Excerpt provided →
━━━

Supreme Court of Alabama
May 30, 1918
78 So. 815 (Ala. 1918)

Summary

In Brown v. Lowndes County, 201 Ala. 437, 78 So. 815, the authorities are collected as touching the statutes that in an extent abrogate the rule of the common law as to receipts, releases, and discharges in writing and the composition of debts under Code 1907, §§ 3973, 3974.

Summary of this case from Hamilton v. Edmundson

Opinion

3 Div. 329.

April 18, 1918. Rehearing Denied May 30, 1918.

Appeal from Circuit Court, Lowndes County; A. E. Gamble, Judge.

Ball Beckwith, of Montgomery, for appellant. J. R. Bell, of Hayneville, and Powell Hamilton, of Greenville, for appellee.

━━━

Region and label listings
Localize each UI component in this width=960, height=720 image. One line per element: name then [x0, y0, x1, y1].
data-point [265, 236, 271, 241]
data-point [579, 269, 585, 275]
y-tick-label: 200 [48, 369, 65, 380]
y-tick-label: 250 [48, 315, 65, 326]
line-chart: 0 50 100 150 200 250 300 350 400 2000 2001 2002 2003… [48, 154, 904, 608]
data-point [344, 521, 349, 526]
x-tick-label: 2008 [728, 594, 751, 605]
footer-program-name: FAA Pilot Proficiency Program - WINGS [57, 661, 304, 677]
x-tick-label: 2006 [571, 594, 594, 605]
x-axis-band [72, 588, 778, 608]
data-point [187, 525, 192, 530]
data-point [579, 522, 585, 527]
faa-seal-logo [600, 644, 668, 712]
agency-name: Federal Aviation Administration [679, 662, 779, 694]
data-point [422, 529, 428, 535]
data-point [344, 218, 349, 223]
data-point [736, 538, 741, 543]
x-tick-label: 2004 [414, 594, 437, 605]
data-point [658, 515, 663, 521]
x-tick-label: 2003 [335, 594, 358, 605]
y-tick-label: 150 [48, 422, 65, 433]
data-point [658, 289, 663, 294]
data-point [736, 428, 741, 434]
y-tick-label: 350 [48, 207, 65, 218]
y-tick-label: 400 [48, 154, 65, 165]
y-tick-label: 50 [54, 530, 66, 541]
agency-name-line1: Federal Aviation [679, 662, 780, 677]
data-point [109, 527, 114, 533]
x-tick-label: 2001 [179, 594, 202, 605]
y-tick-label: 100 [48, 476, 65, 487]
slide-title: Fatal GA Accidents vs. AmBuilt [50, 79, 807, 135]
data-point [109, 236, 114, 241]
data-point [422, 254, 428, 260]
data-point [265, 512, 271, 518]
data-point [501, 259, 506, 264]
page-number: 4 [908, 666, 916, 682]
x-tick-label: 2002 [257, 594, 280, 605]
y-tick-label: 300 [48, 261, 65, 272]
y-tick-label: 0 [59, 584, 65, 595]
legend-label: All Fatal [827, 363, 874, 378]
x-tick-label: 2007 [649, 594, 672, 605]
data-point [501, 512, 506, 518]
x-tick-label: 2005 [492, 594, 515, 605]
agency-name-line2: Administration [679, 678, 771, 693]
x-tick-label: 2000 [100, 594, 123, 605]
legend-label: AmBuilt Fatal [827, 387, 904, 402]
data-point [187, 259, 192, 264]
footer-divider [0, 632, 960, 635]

━━━

Given problem → Reproduce the Alabama Supreme Court case excerpt at the top in full, word for word.

Exercise result →
Supreme Court of Alabama
May 30, 1918
78 So. 815 (Ala. 1918)

Summary

In Brown v. Lowndes County, 201 Ala. 437, 78 So. 815, the authorities are collected as touching the statutes that in an extent abrogate the rule of the common law as to receipts, releases, and discharges in writing and the composition of debts under Code 1907, §§ 3973, 3974.

Summary of this case from Hamilton v. Edmundson

Opinion

3 Div. 329.

April 18, 1918. Rehearing Denied May 30, 1918.

Appeal from Circuit Court, Lowndes County; A. E. Gamble, Judge.

Ball Beckwith, of Montgomery, for appellant. J. R. Bell, of Hayneville, and Powell Hamilton, of Greenville, for appellee.